Wybrany tekst:
13 lipca 2018 , Komentarze (1)

Pojedzone, poćwiczone i nawet zdjęcia zrobione :) Jeszcze brakuje estetyki posiłków rodem z ig, ale wszystko z czasem :p dopiero "raczkuje" w tym temacie ;p

12 lipca 2018 , Skomentuj

Co "se" ubyło, to "se" wróciło. Waga obecna, to waga startowa. Czuję się przeżarta. Mój plan 50 dni legł w gruzach z pierwszym ciastkiem. Teraz nie składam żadnych deklaracji, działam i tyle.

3 lipca 2018 , Komentarze (6)

50 dni i 5 kg mniej! To jest mój cel. Waga "powakacyjna" 82.1 kg. Wracam na dobre tory bez żadnych wymówek. Wpadłam w "powakacyjny" ciąg jedzeniowy, ale dzisiaj powiedziałam sobie dość!

30 czerwca 2018 , Komentarze (4)

Wróciliśmy z wakacji pełni pozytywnej energii:D Było fajnie. Zwiedziliśmy dużo ciekawych miejsc i zajadaliśmy się przysmakami. Nie wchodzę na wagę, ale czuję, że jest na plusie. Nie odmawiałam sobie niczego i cieszyłam się urlopem. Jadłam zdecydowanie więcej. Absolutnie nie żałuję! Potrzebowałam takiego totalnego wyluzowania. Nawet, jakbym na wadze miała znów zobaczyć wagę startową. Ostatnio dużo stresu miałam i ten wyjazd miał miejsce w idealnym momencie. Jutro 1.07 i wracam na właściwe tory. Jutro też się zważę. W przyszłym tygodniu koniecznie wizyta u lekarza i zbadanie tarczycy. Miłego weekendu<3

18 czerwca 2018 , Komentarze (6)

Dostarczony materiał:
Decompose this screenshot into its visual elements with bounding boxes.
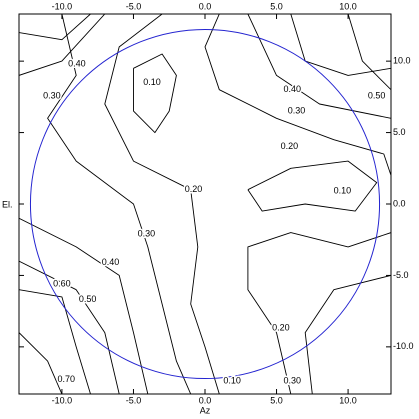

Krótkie ćwiczenie A: Przepisz słowo w słowo fragment wpisów o odchudzaniu, który zaczyna się od słów "50 dni i 5 kg", a kończy na "powiedziałam sobie dość!".
Krótkie ćwiczenie B:
Odpowiedz na pytania do wpisów o odchudzaniu:
(i) Jaki cel wyznaczono we wpisie z 3 lipca 2018 roku?
(ii) Ile wynosiła waga „powakacyjna”?
(iii) Jakie badanie zaplanowano na przyszły tydzień we wpisie z 30 czerwca 2018 roku?
Krótkie ćwiczenie C: Napisz dalszy ciąg wpisów o odchudzaniu, zaczynając zaraz po ich ostatniej linii.

Wynik zadania A:
50 dni i 5 kg mniej! To jest mój cel. Waga "powakacyjna" 82.1 kg. Wracam na dobre tory bez żadnych wymówek. Wpadłam w "powakacyjny" ciąg jedzeniowy, ale dzisiaj powiedziałam sobie dość!

Wynik zadania B:
(i) 5 kg mniej w ciągu 50 dni.
(ii) 82.1 kg.
(iii) Zbadanie tarczycy podczas wizyty u lekarza.

Wynik zadania C:
Wczoraj waga 79,0 kg :D Kolejny cel dwie siódemki! Cieszę się z aktualnej wagi, a jednocześnie jestem jakaś przygnębiona. Od soboty mnie tak trzyma. Totalnie na nic nie mam ochoty, nic mi się nie chce i jestem zmęczona. Towarzyszy temu niepokój. Nie cieszy mnie nawet zbliżający się wielkimi krokami urlop. Powinnam pakować walizki a absolutnie nie mam weny. Mam w planach fryzjera i zakupy, ale nawet to nie wywołuje entuzjazmu. Spałam prawie 9 h, a spać mi się chce, że chyba zaraz się położę. Dziwne to, bo ja naprawdę bardzo rzadko ucinam sobie drzemki. Nawet po zarwanej nocy, nie potrafię odsypiać w dzień. W sobotę i niedzielę źle czułam się również fizycznie. Po powrocie z wakacji muszę koniecznie udać się do lekarza i zabrać się za moją tarczycę. 

14 czerwca 2018 , Komentarze (10)

Ja się nigdy tej ósemki nie pozbędę!:< Wczoraj na wadze 79,6 kg, dzisiaj 80,3 kg! No i skąd?! Chyba z powietrza, bo dietę trzymam a tylko ciąglę "8" oglądam! Ile można! Przyssała się ta ósemka i wysysa ile wlezie z mojego pożywienia, abym tylko przypadkiem nie schudła! Ja rozumiem skoki wagi, zatrzymanie wody itp. Ale u mnie ta waga już tak dobre 3 tygodnie skacze i nie ma nic trwałego. Od trzech tygodni te same liczby! Jeszcze @ na dobre sobie nie poszła a ja już wzrost na wadze. Spadło, co prawda po 1 cm z każdej partii ciała, a z talii nawet 2 cm od ostatniego pomiaru. Nie ćwiczę w ostatnim czasie, zatem ten tłuszcz się wytapia, skoro spadki cm są. Tylko dlaczego waga nie odzwierciedla moich starań!

11 czerwca 2018 , Komentarze (9)

Waga weekendowa 80,2 kg. Waga po weekendzie nieznana, gdyż boję się sprawdzić, jaką liczbę utuczyłam przez weekend(strach) Były chipsy z majonezowym sosem, były gazowane napoje chłodzące, było ciasto i lody. Małpiszon wyjątkowo dokuczliwy i wyjątkowo głodowy, także mogłabym jeść i jeść. Dzisiaj już opamiętana i wzorowa. Niech @ tylko sobie pójdzie biorę się za ćwiczenia. Jak tak dalej pójdzie, to nigdy nie zobaczę "7", o szóstce nie wspominając! Wy pięknie chudniecie, a ja tylko cały czas narzekam na przyssaną niczym pijawka ósemkę! Powinnam podsumować miesiąc moich zmagań, ale poczekam już na stabilną "7". 

4 czerwca 2018 , Komentarze (10)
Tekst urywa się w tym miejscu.